**Goal of the exercise:** Reproduce the data exactly, leaving nothing out.
╭─ Data section
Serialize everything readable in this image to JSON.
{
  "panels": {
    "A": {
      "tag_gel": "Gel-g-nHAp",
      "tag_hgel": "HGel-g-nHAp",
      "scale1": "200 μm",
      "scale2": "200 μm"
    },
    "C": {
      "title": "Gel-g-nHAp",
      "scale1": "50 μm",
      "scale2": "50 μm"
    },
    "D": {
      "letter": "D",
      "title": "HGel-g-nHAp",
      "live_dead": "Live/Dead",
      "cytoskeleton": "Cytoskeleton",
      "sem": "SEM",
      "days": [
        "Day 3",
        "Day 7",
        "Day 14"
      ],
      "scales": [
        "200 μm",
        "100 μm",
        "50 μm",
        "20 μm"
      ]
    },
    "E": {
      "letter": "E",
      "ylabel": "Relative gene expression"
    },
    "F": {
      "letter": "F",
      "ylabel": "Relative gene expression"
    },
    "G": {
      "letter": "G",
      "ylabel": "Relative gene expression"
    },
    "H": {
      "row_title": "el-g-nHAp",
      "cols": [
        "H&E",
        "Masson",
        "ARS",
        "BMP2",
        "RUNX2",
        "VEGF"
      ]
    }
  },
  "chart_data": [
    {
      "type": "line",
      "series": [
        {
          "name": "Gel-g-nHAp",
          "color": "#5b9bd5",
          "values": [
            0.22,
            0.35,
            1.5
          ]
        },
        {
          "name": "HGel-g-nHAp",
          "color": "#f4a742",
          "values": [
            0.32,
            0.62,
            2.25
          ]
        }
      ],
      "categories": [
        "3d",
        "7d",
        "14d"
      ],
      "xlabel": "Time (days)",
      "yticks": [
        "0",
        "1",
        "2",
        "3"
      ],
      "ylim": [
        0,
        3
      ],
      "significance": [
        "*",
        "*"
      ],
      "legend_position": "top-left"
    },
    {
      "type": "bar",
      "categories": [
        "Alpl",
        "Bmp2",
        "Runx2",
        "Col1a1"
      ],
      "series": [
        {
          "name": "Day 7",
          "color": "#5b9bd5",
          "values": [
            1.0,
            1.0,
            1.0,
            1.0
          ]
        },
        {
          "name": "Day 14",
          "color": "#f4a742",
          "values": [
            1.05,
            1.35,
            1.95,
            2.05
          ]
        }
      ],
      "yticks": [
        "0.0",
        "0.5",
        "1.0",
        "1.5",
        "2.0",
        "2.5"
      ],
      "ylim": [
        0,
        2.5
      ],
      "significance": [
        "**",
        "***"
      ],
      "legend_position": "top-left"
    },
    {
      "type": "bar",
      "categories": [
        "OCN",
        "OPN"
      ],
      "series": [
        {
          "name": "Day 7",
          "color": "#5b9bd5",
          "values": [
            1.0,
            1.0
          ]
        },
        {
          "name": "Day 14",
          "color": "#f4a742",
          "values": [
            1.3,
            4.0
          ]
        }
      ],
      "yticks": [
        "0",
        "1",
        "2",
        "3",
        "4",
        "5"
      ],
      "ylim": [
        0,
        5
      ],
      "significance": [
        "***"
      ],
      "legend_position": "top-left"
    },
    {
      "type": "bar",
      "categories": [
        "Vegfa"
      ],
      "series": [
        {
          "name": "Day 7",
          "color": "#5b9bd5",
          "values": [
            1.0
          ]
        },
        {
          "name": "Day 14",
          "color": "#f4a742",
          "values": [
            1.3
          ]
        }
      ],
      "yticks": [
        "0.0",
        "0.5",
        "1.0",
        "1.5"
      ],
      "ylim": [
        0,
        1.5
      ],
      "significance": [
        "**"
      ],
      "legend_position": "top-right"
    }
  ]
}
╰─
**Exercise response:**
Serialize everything readable in this image to JSON.
{
  "panels": {
    "A": {
      "tag_gel": "Gel-g-nHAp",
      "tag_hgel": "HGel-g-nHAp",
      "scale1": "200 μm",
      "scale2": "200 μm"
    },
    "C": {
      "title": "Gel-g-nHAp",
      "scale1": "50 μm",
      "scale2": "50 μm"
    },
    "D": {
      "letter": "D",
      "title": "HGel-g-nHAp",
      "live_dead": "Live/Dead",
      "cytoskeleton": "Cytoskeleton",
      "sem": "SEM",
      "days": [
        "Day 3",
        "Day 7",
        "Day 14"
      ],
      "scales": [
        "200 μm",
        "100 μm",
        "50 μm",
        "20 μm"
      ]
    },
    "E": {
      "letter": "E",
      "ylabel": "Relative gene expression"
    },
    "F": {
      "letter": "F",
      "ylabel": "Relative gene expression"
    },
    "G": {
      "letter": "G",
      "ylabel": "Relative gene expression"
    },
    "H": {
      "row_title": "el-g-nHAp",
      "cols": [
        "H&E",
        "Masson",
        "ARS",
        "BMP2",
        "RUNX2",
        "VEGF"
      ]
    }
  },
  "chart_data": [
    {
      "type": "line",
      "series": [
        {
          "name": "Gel-g-nHAp",
          "color": "#5b9bd5",
          "values": [
            0.22,
            0.35,
            1.5
          ]
        },
        {
          "name": "HGel-g-nHAp",
          "color": "#f4a742",
          "values": [
            0.32,
            0.62,
            2.25
          ]
        }
      ],
      "categories": [
        "3d",
        "7d",
        "14d"
      ],
      "xlabel": "Time (days)",
      "yticks": [
        "0",
        "1",
        "2",
        "3"
      ],
      "ylim": [
        0,
        3
      ],
      "significance": [
        "*",
        "*"
      ],
      "legend_position": "top-left"
    },
    {
      "type": "bar",
      "categories": [
        "Alpl",
        "Bmp2",
        "Runx2",
        "Col1a1"
      ],
      "series": [
        {
          "name": "Day 7",
          "color": "#5b9bd5",
          "values": [
            1.0,
            1.0,
            1.0,
            1.0
          ]
        },
        {
          "name": "Day 14",
          "color": "#f4a742",
          "values": [
            1.05,
            1.35,
            1.95,
            2.05
          ]
        }
      ],
      "yticks": [
        "0.0",
        "0.5",
        "1.0",
        "1.5",
        "2.0",
        "2.5"
      ],
      "ylim": [
        0,
        2.5
      ],
      "significance": [
        "**",
        "***"
      ],
      "legend_position": "top-left"
    },
    {
      "type": "bar",
      "categories": [
        "OCN",
        "OPN"
      ],
      "series": [
        {
          "name": "Day 7",
          "color": "#5b9bd5",
          "values": [
            1.0,
            1.0
          ]
        },
        {
          "name": "Day 14",
          "color": "#f4a742",
          "values": [
            1.3,
            4.0
          ]
        }
      ],
      "yticks": [
        "0",
        "1",
        "2",
        "3",
        "4",
        "5"
      ],
      "ylim": [
        0,
        5
      ],
      "significance": [
        "***"
      ],
      "legend_position": "top-left"
    },
    {
      "type": "bar",
      "categories": [
        "Vegfa"
      ],
      "series": [
        {
          "name": "Day 7",
          "color": "#5b9bd5",
          "values": [
            1.0
          ]
        },
        {
          "name": "Day 14",
          "color": "#f4a742",
          "values": [
            1.3
          ]
        }
      ],
      "yticks": [
        "0.0",
        "0.5",
        "1.0",
        "1.5"
      ],
      "ylim": [
        0,
        1.5
      ],
      "significance": [
        "**"
      ],
      "legend_position": "top-right"
    }
  ]
}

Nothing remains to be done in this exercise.